Exercise objective: Copy out, from the entries below, each line holding the string "data".

* begin *

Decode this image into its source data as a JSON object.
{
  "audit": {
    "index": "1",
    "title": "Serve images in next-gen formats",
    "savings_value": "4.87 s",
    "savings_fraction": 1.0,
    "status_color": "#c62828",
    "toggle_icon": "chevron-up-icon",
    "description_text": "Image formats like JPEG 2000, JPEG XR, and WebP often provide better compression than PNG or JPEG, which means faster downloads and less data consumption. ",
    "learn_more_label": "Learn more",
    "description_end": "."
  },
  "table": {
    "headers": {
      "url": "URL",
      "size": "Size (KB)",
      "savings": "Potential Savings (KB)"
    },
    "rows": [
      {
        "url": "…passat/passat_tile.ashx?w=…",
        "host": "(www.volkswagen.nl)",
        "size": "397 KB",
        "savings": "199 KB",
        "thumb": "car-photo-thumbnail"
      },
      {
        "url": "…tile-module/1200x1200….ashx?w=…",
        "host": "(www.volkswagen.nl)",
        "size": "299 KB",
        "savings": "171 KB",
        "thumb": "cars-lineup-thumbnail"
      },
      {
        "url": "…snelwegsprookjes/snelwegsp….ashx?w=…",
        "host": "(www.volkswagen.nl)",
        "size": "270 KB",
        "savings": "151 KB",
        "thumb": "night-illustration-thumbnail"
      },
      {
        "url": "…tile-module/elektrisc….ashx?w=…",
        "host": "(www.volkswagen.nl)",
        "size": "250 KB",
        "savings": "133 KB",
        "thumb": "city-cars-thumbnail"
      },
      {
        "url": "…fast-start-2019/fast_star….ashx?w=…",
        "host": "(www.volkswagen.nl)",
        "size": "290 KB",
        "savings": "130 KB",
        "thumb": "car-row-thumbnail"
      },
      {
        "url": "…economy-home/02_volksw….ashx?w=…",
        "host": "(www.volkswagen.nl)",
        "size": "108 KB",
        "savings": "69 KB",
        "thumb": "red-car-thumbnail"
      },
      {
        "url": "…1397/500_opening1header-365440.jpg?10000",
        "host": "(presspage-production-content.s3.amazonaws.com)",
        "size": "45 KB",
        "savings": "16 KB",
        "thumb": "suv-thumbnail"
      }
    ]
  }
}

* end *

Task output:
Decode this image into its source data as a JSON object.
    "description_text": "Image formats like JPEG 2000, JPEG XR, and WebP often provide better compression than PNG or JPEG, which means faster downloads and less data consumption. ",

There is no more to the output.